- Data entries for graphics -
## Begin

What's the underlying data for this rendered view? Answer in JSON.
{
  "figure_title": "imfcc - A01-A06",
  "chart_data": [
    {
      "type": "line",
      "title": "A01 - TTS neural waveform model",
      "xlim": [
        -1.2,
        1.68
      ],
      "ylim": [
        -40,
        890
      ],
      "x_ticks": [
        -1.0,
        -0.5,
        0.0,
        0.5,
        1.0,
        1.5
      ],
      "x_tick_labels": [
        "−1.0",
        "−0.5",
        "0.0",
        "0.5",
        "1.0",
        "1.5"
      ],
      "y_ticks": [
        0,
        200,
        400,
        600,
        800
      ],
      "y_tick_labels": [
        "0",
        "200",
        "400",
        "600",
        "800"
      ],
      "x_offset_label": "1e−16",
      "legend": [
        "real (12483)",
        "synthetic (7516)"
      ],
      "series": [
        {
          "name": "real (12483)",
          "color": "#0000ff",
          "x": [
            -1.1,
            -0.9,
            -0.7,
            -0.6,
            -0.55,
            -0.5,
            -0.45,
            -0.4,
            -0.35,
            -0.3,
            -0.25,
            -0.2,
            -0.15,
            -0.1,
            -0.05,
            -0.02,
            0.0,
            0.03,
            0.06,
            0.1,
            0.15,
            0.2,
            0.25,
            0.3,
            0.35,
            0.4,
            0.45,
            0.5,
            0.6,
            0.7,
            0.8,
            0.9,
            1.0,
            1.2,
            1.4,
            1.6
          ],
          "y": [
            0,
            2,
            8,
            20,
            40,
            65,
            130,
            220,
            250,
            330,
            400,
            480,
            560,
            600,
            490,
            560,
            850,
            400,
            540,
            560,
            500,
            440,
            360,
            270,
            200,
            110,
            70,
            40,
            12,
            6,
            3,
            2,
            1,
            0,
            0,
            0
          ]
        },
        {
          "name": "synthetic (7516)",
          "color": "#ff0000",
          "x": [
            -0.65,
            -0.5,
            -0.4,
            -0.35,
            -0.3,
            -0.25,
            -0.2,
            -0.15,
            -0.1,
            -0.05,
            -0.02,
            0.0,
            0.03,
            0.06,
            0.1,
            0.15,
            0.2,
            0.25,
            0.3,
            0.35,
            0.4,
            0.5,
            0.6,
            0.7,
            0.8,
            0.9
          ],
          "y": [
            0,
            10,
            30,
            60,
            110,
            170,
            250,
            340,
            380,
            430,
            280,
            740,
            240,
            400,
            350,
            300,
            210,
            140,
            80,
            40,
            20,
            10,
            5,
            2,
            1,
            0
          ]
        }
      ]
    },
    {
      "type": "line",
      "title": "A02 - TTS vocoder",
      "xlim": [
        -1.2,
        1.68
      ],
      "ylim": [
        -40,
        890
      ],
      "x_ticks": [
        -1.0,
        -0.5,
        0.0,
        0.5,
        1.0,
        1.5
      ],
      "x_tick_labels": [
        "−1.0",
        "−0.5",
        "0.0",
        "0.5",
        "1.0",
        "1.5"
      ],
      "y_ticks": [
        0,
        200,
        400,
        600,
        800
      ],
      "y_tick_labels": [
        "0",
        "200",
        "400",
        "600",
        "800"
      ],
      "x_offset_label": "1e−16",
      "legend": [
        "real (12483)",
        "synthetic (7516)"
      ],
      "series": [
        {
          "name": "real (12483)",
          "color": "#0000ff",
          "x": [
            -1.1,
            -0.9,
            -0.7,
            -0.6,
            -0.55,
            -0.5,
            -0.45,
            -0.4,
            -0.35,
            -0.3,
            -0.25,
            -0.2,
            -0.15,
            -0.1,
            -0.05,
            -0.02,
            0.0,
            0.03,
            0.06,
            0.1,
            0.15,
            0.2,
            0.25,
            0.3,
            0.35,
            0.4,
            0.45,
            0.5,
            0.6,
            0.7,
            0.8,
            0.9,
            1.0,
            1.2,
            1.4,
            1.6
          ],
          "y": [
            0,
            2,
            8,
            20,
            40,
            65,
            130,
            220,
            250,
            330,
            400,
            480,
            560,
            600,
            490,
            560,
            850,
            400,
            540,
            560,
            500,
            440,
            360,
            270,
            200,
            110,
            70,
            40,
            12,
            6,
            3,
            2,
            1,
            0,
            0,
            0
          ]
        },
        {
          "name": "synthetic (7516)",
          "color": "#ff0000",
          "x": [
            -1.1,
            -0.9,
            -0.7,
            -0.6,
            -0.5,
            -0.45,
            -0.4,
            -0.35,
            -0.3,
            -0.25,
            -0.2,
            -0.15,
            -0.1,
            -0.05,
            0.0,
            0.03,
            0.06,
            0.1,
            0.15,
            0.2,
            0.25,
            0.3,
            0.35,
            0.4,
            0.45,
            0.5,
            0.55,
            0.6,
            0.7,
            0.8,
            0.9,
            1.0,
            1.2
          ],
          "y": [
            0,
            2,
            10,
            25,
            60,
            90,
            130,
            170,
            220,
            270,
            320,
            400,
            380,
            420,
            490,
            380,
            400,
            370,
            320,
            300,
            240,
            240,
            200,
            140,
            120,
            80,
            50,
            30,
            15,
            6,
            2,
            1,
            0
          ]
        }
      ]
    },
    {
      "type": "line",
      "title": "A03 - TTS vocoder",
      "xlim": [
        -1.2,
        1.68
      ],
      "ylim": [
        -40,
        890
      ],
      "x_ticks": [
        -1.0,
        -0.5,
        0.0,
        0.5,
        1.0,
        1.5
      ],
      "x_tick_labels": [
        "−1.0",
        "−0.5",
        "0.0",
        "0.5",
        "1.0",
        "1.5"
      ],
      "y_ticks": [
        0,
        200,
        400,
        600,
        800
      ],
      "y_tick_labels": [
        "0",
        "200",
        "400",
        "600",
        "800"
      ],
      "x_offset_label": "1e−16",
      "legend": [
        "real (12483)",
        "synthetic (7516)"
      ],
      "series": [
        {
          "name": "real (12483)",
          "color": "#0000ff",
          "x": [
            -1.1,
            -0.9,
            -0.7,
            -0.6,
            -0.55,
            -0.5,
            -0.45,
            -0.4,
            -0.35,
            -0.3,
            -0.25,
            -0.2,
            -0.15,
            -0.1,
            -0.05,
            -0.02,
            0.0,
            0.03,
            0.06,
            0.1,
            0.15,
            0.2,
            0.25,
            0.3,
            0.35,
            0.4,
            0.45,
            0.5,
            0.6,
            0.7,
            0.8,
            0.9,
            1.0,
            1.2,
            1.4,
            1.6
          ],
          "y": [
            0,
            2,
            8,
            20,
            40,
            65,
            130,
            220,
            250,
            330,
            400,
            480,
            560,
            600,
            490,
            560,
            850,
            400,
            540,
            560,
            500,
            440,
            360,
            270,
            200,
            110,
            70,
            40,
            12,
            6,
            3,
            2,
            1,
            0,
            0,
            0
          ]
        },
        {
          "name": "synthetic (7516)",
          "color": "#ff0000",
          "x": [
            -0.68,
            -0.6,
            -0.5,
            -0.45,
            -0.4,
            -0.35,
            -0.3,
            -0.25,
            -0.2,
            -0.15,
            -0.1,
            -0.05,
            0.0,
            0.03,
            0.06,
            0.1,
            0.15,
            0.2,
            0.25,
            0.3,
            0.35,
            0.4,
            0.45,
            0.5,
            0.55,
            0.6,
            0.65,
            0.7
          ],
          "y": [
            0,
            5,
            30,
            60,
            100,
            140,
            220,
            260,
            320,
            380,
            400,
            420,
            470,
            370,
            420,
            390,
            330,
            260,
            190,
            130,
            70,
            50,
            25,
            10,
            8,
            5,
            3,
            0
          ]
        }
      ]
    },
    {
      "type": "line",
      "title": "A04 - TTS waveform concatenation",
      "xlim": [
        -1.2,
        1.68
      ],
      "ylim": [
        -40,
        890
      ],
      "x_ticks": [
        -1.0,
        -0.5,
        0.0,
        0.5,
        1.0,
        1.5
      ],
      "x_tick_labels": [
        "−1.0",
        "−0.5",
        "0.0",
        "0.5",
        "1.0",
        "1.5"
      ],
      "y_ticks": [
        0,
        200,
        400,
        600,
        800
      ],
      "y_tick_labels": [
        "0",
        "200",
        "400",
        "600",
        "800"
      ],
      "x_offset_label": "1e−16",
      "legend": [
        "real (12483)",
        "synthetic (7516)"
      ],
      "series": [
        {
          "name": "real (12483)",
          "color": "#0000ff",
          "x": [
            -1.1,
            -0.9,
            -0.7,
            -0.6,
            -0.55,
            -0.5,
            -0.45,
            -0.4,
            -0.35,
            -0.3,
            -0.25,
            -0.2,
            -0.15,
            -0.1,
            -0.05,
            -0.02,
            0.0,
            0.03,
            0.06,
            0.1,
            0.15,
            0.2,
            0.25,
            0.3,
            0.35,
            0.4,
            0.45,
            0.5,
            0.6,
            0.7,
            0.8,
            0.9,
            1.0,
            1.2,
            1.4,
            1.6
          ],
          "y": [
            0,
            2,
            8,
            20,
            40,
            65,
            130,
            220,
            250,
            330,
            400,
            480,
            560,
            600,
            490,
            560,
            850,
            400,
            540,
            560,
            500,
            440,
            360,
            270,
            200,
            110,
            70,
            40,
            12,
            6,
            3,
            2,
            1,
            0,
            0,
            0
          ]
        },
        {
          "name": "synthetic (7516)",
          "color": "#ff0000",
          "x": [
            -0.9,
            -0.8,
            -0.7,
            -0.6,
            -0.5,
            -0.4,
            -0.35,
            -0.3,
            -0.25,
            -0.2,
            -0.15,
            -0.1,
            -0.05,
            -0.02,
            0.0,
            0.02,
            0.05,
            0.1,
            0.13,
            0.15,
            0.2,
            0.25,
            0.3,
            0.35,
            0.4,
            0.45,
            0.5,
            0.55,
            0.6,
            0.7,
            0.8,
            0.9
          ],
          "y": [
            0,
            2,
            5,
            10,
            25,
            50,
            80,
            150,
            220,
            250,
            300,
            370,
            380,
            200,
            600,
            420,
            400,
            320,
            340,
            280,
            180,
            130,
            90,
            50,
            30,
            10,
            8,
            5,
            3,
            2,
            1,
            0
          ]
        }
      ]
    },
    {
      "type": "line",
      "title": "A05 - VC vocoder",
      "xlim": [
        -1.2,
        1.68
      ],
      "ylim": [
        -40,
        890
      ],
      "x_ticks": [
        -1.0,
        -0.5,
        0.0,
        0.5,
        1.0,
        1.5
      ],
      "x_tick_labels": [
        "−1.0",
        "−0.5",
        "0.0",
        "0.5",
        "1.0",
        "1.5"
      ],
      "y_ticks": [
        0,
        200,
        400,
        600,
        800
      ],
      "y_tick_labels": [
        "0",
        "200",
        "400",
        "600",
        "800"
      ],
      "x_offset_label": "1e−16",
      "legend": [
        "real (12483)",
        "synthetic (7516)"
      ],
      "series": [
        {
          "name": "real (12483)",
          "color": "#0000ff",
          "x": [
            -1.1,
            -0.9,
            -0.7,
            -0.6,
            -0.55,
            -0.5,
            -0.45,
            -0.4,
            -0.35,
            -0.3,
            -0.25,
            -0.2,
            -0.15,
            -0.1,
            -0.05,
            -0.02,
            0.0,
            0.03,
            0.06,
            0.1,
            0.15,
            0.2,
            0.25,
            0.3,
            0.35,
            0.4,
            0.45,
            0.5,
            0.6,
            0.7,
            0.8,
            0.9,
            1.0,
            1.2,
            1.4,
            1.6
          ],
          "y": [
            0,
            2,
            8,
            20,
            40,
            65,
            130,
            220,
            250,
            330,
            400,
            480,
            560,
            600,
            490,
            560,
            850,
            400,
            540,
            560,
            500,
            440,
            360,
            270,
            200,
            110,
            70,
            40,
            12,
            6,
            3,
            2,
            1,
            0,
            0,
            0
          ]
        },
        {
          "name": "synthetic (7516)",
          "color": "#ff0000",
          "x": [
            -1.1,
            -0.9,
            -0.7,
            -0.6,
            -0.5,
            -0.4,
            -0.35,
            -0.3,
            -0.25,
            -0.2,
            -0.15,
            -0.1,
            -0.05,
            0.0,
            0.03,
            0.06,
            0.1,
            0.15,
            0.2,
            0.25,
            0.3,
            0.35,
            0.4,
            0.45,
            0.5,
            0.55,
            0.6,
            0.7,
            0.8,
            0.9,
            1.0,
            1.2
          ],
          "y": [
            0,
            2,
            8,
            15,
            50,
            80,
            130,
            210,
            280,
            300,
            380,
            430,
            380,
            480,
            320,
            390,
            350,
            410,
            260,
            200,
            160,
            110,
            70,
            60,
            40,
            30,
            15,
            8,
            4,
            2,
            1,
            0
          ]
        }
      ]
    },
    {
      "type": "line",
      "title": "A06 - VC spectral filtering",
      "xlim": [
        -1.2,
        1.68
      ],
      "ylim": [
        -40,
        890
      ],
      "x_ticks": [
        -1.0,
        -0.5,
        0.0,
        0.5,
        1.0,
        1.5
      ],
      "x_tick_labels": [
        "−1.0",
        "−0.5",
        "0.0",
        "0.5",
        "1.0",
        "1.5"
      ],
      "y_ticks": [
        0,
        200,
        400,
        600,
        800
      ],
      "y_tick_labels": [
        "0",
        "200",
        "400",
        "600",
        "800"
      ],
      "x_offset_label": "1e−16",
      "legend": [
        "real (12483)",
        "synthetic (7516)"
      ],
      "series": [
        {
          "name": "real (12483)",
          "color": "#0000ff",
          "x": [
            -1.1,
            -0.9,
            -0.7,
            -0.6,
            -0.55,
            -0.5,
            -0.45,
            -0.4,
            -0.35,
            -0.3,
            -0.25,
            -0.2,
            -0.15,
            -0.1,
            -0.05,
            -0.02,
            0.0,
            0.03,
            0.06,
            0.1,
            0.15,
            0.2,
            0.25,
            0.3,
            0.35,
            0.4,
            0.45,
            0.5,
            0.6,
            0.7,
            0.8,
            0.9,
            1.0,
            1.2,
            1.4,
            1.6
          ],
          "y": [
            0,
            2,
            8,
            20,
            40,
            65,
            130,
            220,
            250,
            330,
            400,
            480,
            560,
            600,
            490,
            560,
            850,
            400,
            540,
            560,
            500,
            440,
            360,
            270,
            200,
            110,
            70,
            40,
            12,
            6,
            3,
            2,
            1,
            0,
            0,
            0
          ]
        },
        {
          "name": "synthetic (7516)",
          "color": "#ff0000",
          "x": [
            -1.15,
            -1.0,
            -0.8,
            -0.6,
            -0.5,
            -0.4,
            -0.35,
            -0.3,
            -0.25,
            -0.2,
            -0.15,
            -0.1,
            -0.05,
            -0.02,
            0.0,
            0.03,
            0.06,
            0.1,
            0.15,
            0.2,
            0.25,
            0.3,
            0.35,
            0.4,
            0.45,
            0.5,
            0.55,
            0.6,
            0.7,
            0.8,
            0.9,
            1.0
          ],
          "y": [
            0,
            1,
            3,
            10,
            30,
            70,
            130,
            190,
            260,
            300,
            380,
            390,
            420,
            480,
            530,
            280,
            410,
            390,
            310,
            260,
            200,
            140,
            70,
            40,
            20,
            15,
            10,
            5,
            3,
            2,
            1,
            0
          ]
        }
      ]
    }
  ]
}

## End

- WHAT IS REQUIRED -
Lines of the listing that contain the word "vocoder" are to be counted; report only their number.

- WRITTEN ANSWER -
3